LISTED RECORDS:
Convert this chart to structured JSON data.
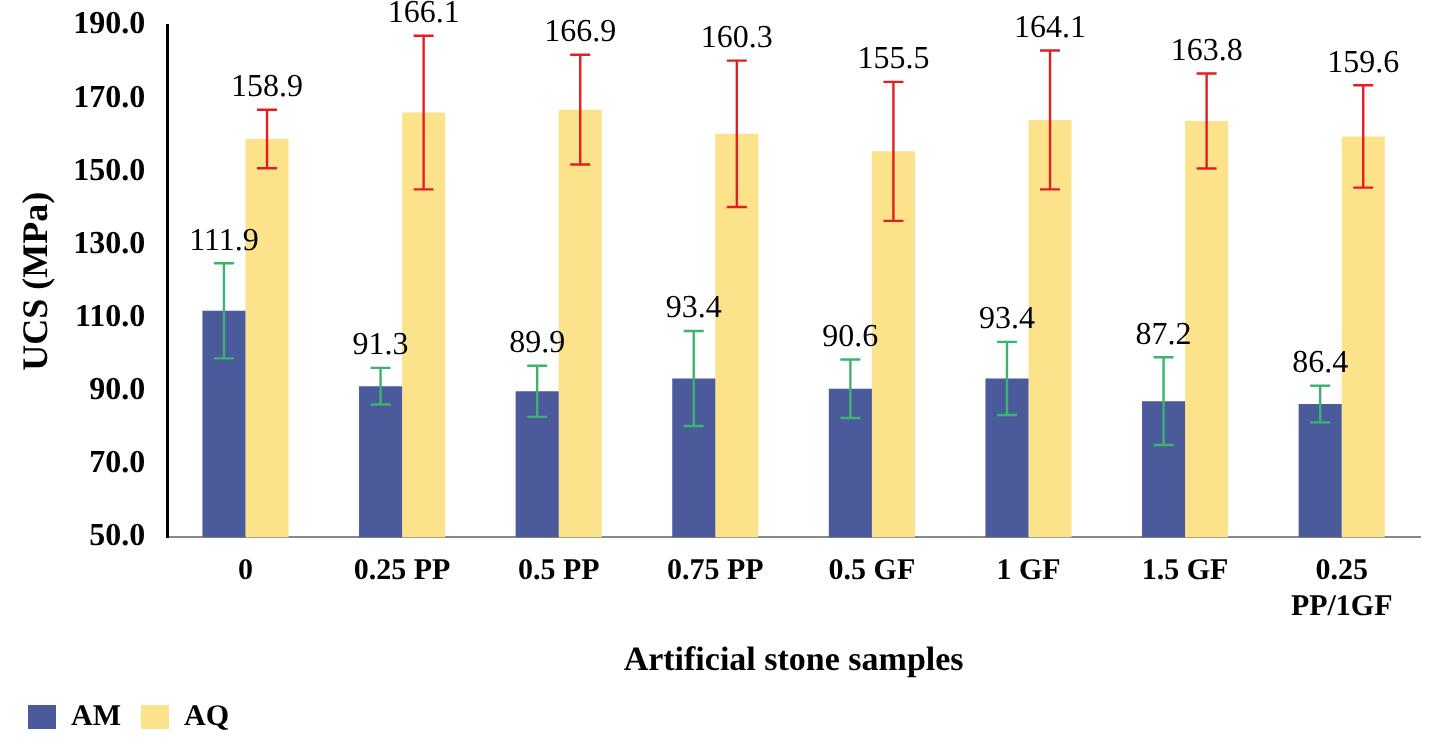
{
  "chart_data": {
    "type": "bar",
    "xlabel": "Artificial stone samples",
    "ylabel": "UCS (MPa)",
    "categories": [
      "0",
      "0.25 PP",
      "0.5 PP",
      "0.75 PP",
      "0.5 GF",
      "1 GF",
      "1.5 GF",
      "0.25 PP/1GF"
    ],
    "series": [
      {
        "name": "AM",
        "color": "#4a5a9a",
        "values": [
          111.9,
          91.3,
          89.9,
          93.4,
          90.6,
          93.4,
          87.2,
          86.4
        ],
        "errors": [
          13,
          5,
          7,
          13,
          8,
          10,
          12,
          5
        ]
      },
      {
        "name": "AQ",
        "color": "#fde28c",
        "values": [
          158.9,
          166.1,
          166.9,
          160.3,
          155.5,
          164.1,
          163.8,
          159.6
        ],
        "errors": [
          8,
          21,
          15,
          20,
          19,
          19,
          13,
          14
        ]
      }
    ],
    "ylim": [
      50,
      190
    ],
    "yticks": [
      {
        "value": 50,
        "label": "50.0"
      },
      {
        "value": 70,
        "label": "70.0"
      },
      {
        "value": 90,
        "label": "90.0"
      },
      {
        "value": 110,
        "label": "110.0"
      },
      {
        "value": 130,
        "label": "130.0"
      },
      {
        "value": 150,
        "label": "150.0"
      },
      {
        "value": 170,
        "label": "170.0"
      },
      {
        "value": 190,
        "label": "190.0"
      }
    ],
    "data_labels": true,
    "legend": "bottom left",
    "grid": false
  }
}
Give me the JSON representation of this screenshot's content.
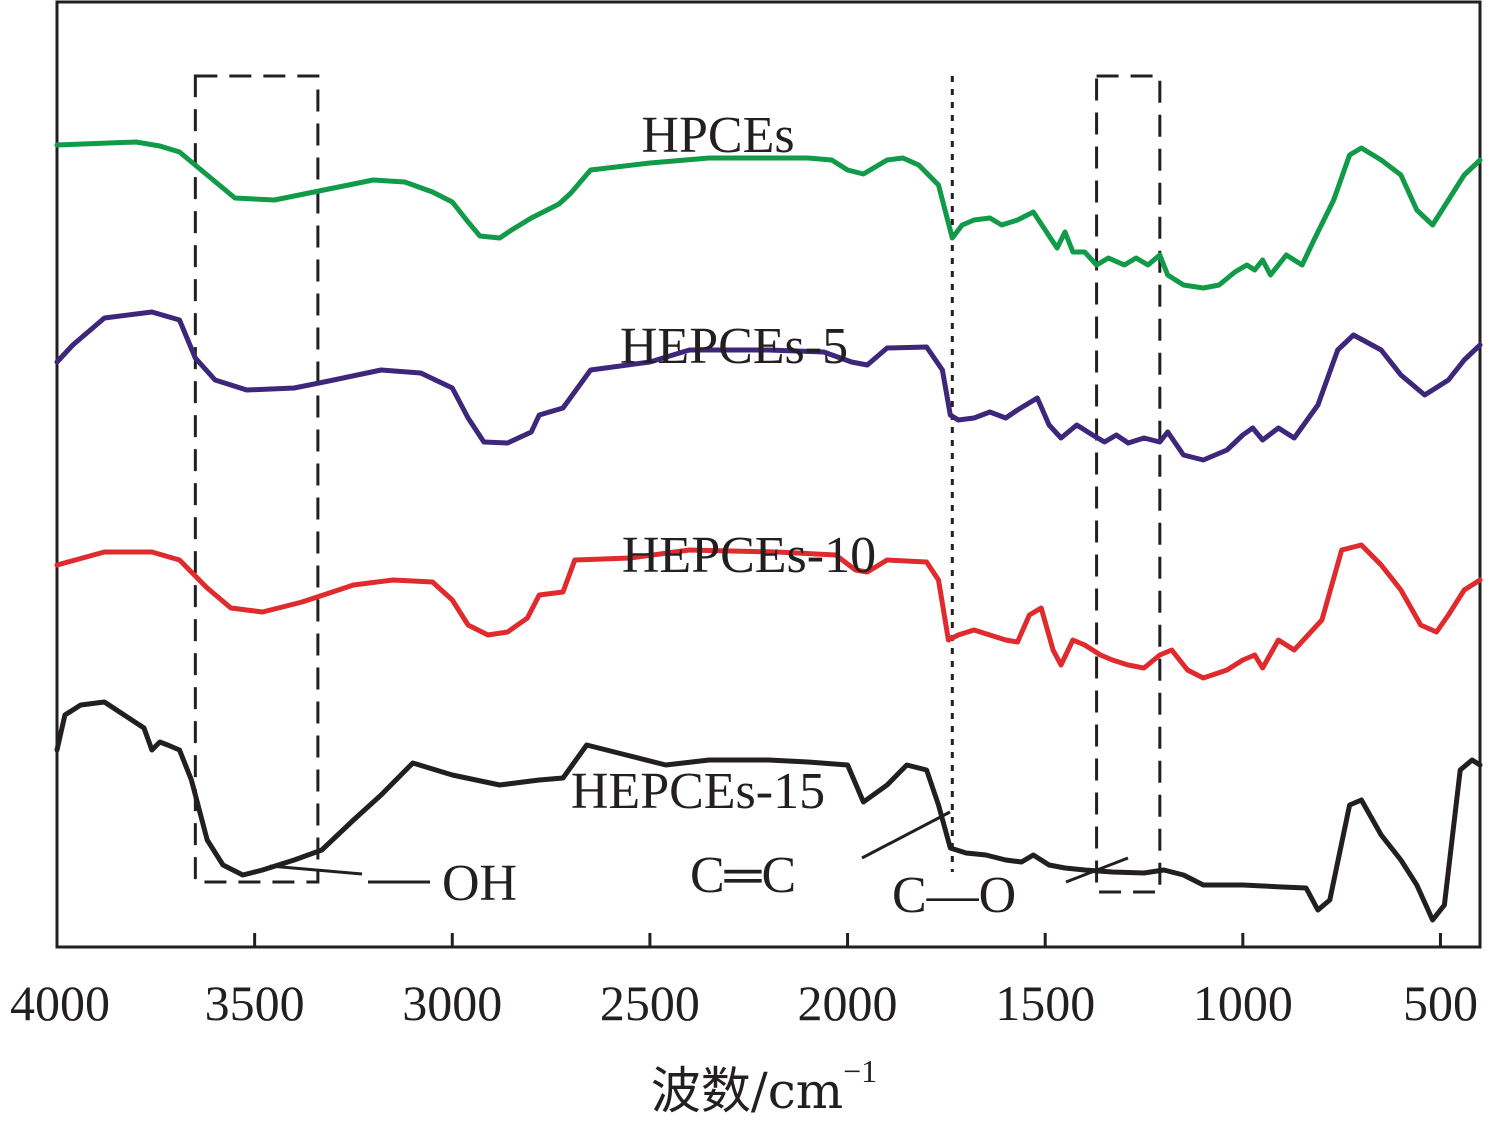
{
  "chart_data": {
    "type": "line",
    "title": "",
    "xlabel": "波数/cm",
    "xlabel_superscript": "−1",
    "ylabel": "",
    "xlim": [
      4000,
      400
    ],
    "x_ticks": [
      4000,
      3500,
      3000,
      2500,
      2000,
      1500,
      1000,
      500
    ],
    "y_axis": "transmittance (arbitrary units, offset, no ticks)",
    "grid": false,
    "series": [
      {
        "name": "HPCEs",
        "color": "#119a48",
        "offset": 3,
        "points": [
          [
            4000,
            0.15
          ],
          [
            3800,
            0.12
          ],
          [
            3740,
            0.16
          ],
          [
            3690,
            0.22
          ],
          [
            3620,
            0.45
          ],
          [
            3550,
            0.68
          ],
          [
            3450,
            0.7
          ],
          [
            3300,
            0.58
          ],
          [
            3200,
            0.5
          ],
          [
            3120,
            0.52
          ],
          [
            3050,
            0.62
          ],
          [
            3000,
            0.72
          ],
          [
            2960,
            0.92
          ],
          [
            2930,
            1.06
          ],
          [
            2880,
            1.08
          ],
          [
            2850,
            1.0
          ],
          [
            2800,
            0.88
          ],
          [
            2730,
            0.74
          ],
          [
            2700,
            0.63
          ],
          [
            2650,
            0.4
          ],
          [
            2500,
            0.33
          ],
          [
            2350,
            0.28
          ],
          [
            2100,
            0.28
          ],
          [
            2040,
            0.3
          ],
          [
            2000,
            0.4
          ],
          [
            1960,
            0.44
          ],
          [
            1900,
            0.3
          ],
          [
            1860,
            0.28
          ],
          [
            1820,
            0.35
          ],
          [
            1770,
            0.55
          ],
          [
            1735,
            1.08
          ],
          [
            1710,
            0.95
          ],
          [
            1680,
            0.9
          ],
          [
            1640,
            0.88
          ],
          [
            1610,
            0.95
          ],
          [
            1570,
            0.9
          ],
          [
            1530,
            0.82
          ],
          [
            1500,
            1.0
          ],
          [
            1470,
            1.18
          ],
          [
            1450,
            1.02
          ],
          [
            1430,
            1.22
          ],
          [
            1400,
            1.22
          ],
          [
            1370,
            1.35
          ],
          [
            1340,
            1.28
          ],
          [
            1300,
            1.35
          ],
          [
            1270,
            1.28
          ],
          [
            1240,
            1.35
          ],
          [
            1210,
            1.25
          ],
          [
            1190,
            1.45
          ],
          [
            1150,
            1.55
          ],
          [
            1100,
            1.58
          ],
          [
            1060,
            1.55
          ],
          [
            1020,
            1.42
          ],
          [
            990,
            1.35
          ],
          [
            970,
            1.4
          ],
          [
            950,
            1.3
          ],
          [
            930,
            1.45
          ],
          [
            890,
            1.25
          ],
          [
            850,
            1.35
          ],
          [
            820,
            1.1
          ],
          [
            770,
            0.7
          ],
          [
            730,
            0.25
          ],
          [
            700,
            0.18
          ],
          [
            650,
            0.3
          ],
          [
            600,
            0.45
          ],
          [
            560,
            0.8
          ],
          [
            520,
            0.95
          ],
          [
            480,
            0.7
          ],
          [
            440,
            0.45
          ],
          [
            400,
            0.3
          ]
        ]
      },
      {
        "name": "HEPCEs-5",
        "color": "#3e267b",
        "offset": 2,
        "points": [
          [
            4000,
            0.22
          ],
          [
            3960,
            0.05
          ],
          [
            3880,
            -0.22
          ],
          [
            3760,
            -0.28
          ],
          [
            3690,
            -0.2
          ],
          [
            3650,
            0.18
          ],
          [
            3600,
            0.4
          ],
          [
            3520,
            0.5
          ],
          [
            3400,
            0.48
          ],
          [
            3300,
            0.4
          ],
          [
            3180,
            0.3
          ],
          [
            3080,
            0.33
          ],
          [
            3000,
            0.48
          ],
          [
            2960,
            0.78
          ],
          [
            2920,
            1.02
          ],
          [
            2860,
            1.03
          ],
          [
            2800,
            0.92
          ],
          [
            2780,
            0.75
          ],
          [
            2720,
            0.68
          ],
          [
            2650,
            0.3
          ],
          [
            2500,
            0.22
          ],
          [
            2400,
            0.1
          ],
          [
            2200,
            0.1
          ],
          [
            2060,
            0.12
          ],
          [
            1990,
            0.22
          ],
          [
            1950,
            0.25
          ],
          [
            1900,
            0.08
          ],
          [
            1800,
            0.07
          ],
          [
            1760,
            0.3
          ],
          [
            1740,
            0.75
          ],
          [
            1720,
            0.8
          ],
          [
            1680,
            0.78
          ],
          [
            1640,
            0.72
          ],
          [
            1600,
            0.78
          ],
          [
            1570,
            0.7
          ],
          [
            1520,
            0.58
          ],
          [
            1490,
            0.85
          ],
          [
            1460,
            0.98
          ],
          [
            1420,
            0.85
          ],
          [
            1380,
            0.95
          ],
          [
            1350,
            1.02
          ],
          [
            1320,
            0.95
          ],
          [
            1290,
            1.03
          ],
          [
            1250,
            0.98
          ],
          [
            1210,
            1.02
          ],
          [
            1190,
            0.92
          ],
          [
            1150,
            1.15
          ],
          [
            1100,
            1.2
          ],
          [
            1040,
            1.1
          ],
          [
            1000,
            0.95
          ],
          [
            975,
            0.88
          ],
          [
            950,
            1.0
          ],
          [
            910,
            0.88
          ],
          [
            870,
            0.98
          ],
          [
            810,
            0.65
          ],
          [
            760,
            0.1
          ],
          [
            720,
            -0.05
          ],
          [
            650,
            0.1
          ],
          [
            600,
            0.35
          ],
          [
            540,
            0.55
          ],
          [
            480,
            0.4
          ],
          [
            440,
            0.2
          ],
          [
            400,
            0.05
          ]
        ]
      },
      {
        "name": "HEPCEs-10",
        "color": "#e02b2e",
        "offset": 1,
        "points": [
          [
            4000,
            0.25
          ],
          [
            3880,
            0.12
          ],
          [
            3760,
            0.12
          ],
          [
            3690,
            0.2
          ],
          [
            3620,
            0.48
          ],
          [
            3560,
            0.68
          ],
          [
            3480,
            0.72
          ],
          [
            3380,
            0.62
          ],
          [
            3250,
            0.45
          ],
          [
            3150,
            0.4
          ],
          [
            3050,
            0.42
          ],
          [
            3000,
            0.6
          ],
          [
            2960,
            0.85
          ],
          [
            2910,
            0.95
          ],
          [
            2860,
            0.92
          ],
          [
            2810,
            0.78
          ],
          [
            2780,
            0.55
          ],
          [
            2720,
            0.52
          ],
          [
            2690,
            0.2
          ],
          [
            2550,
            0.18
          ],
          [
            2400,
            0.1
          ],
          [
            2180,
            0.12
          ],
          [
            2030,
            0.15
          ],
          [
            1980,
            0.3
          ],
          [
            1950,
            0.32
          ],
          [
            1900,
            0.2
          ],
          [
            1800,
            0.22
          ],
          [
            1770,
            0.4
          ],
          [
            1745,
            1.0
          ],
          [
            1720,
            0.95
          ],
          [
            1680,
            0.9
          ],
          [
            1640,
            0.95
          ],
          [
            1600,
            1.0
          ],
          [
            1570,
            1.02
          ],
          [
            1540,
            0.75
          ],
          [
            1510,
            0.68
          ],
          [
            1480,
            1.1
          ],
          [
            1460,
            1.25
          ],
          [
            1430,
            1.0
          ],
          [
            1400,
            1.05
          ],
          [
            1360,
            1.15
          ],
          [
            1330,
            1.2
          ],
          [
            1290,
            1.25
          ],
          [
            1250,
            1.28
          ],
          [
            1210,
            1.15
          ],
          [
            1180,
            1.1
          ],
          [
            1140,
            1.3
          ],
          [
            1100,
            1.38
          ],
          [
            1040,
            1.3
          ],
          [
            1000,
            1.2
          ],
          [
            970,
            1.15
          ],
          [
            950,
            1.28
          ],
          [
            910,
            1.0
          ],
          [
            870,
            1.1
          ],
          [
            800,
            0.8
          ],
          [
            750,
            0.1
          ],
          [
            700,
            0.05
          ],
          [
            650,
            0.25
          ],
          [
            600,
            0.5
          ],
          [
            550,
            0.85
          ],
          [
            510,
            0.92
          ],
          [
            480,
            0.75
          ],
          [
            440,
            0.5
          ],
          [
            400,
            0.4
          ]
        ]
      },
      {
        "name": "HEPCEs-15",
        "color": "#231f20",
        "offset": 0,
        "points": [
          [
            4000,
            -0.1
          ],
          [
            3980,
            -0.45
          ],
          [
            3940,
            -0.55
          ],
          [
            3880,
            -0.58
          ],
          [
            3830,
            -0.45
          ],
          [
            3780,
            -0.32
          ],
          [
            3760,
            -0.1
          ],
          [
            3740,
            -0.18
          ],
          [
            3720,
            -0.15
          ],
          [
            3690,
            -0.1
          ],
          [
            3660,
            0.2
          ],
          [
            3620,
            0.8
          ],
          [
            3580,
            1.05
          ],
          [
            3530,
            1.15
          ],
          [
            3480,
            1.1
          ],
          [
            3400,
            1.0
          ],
          [
            3330,
            0.9
          ],
          [
            3250,
            0.6
          ],
          [
            3180,
            0.35
          ],
          [
            3100,
            0.03
          ],
          [
            3000,
            0.15
          ],
          [
            2880,
            0.25
          ],
          [
            2780,
            0.2
          ],
          [
            2720,
            0.18
          ],
          [
            2660,
            -0.15
          ],
          [
            2560,
            -0.05
          ],
          [
            2460,
            0.05
          ],
          [
            2350,
            0.0
          ],
          [
            2200,
            0.0
          ],
          [
            2100,
            0.02
          ],
          [
            2000,
            0.05
          ],
          [
            1960,
            0.42
          ],
          [
            1900,
            0.25
          ],
          [
            1850,
            0.05
          ],
          [
            1800,
            0.1
          ],
          [
            1770,
            0.45
          ],
          [
            1740,
            0.88
          ],
          [
            1700,
            0.93
          ],
          [
            1650,
            0.95
          ],
          [
            1600,
            1.0
          ],
          [
            1560,
            1.02
          ],
          [
            1530,
            0.95
          ],
          [
            1490,
            1.05
          ],
          [
            1450,
            1.08
          ],
          [
            1400,
            1.1
          ],
          [
            1330,
            1.12
          ],
          [
            1250,
            1.13
          ],
          [
            1200,
            1.1
          ],
          [
            1150,
            1.15
          ],
          [
            1100,
            1.25
          ],
          [
            1000,
            1.25
          ],
          [
            900,
            1.27
          ],
          [
            840,
            1.28
          ],
          [
            810,
            1.5
          ],
          [
            780,
            1.4
          ],
          [
            730,
            0.45
          ],
          [
            700,
            0.4
          ],
          [
            650,
            0.75
          ],
          [
            600,
            1.0
          ],
          [
            560,
            1.25
          ],
          [
            520,
            1.6
          ],
          [
            490,
            1.45
          ],
          [
            450,
            0.1
          ],
          [
            420,
            0.0
          ],
          [
            400,
            0.05
          ]
        ]
      }
    ],
    "annotations": {
      "oh": "OH",
      "cc": "C═C",
      "co": "C—O",
      "oh_box_range": [
        3650,
        3340
      ],
      "co_box_range": [
        1370,
        1210
      ],
      "cc_line_at": 1735
    }
  }
}
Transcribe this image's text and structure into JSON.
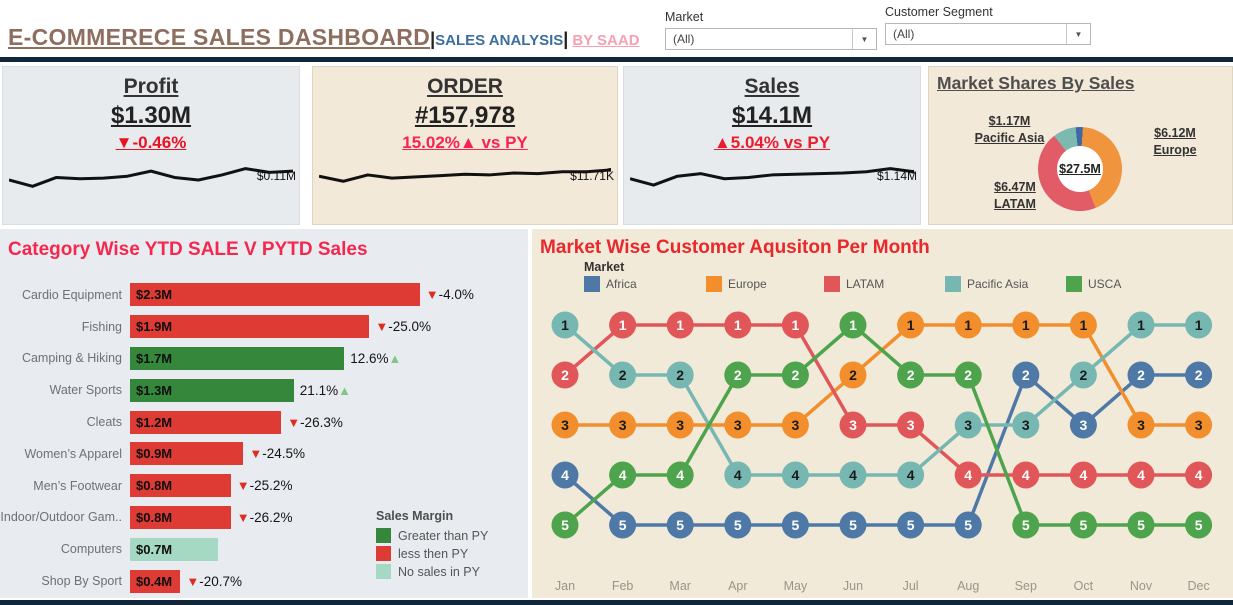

WHAT IS NEEDED:
Identify the lines of the data that contain the word "HEPCEs". Copy each of them.

RESPONSE BELOW:
        "name": "HEPCEs-5",
        "name": "HEPCEs-10",
        "name": "HEPCEs-15",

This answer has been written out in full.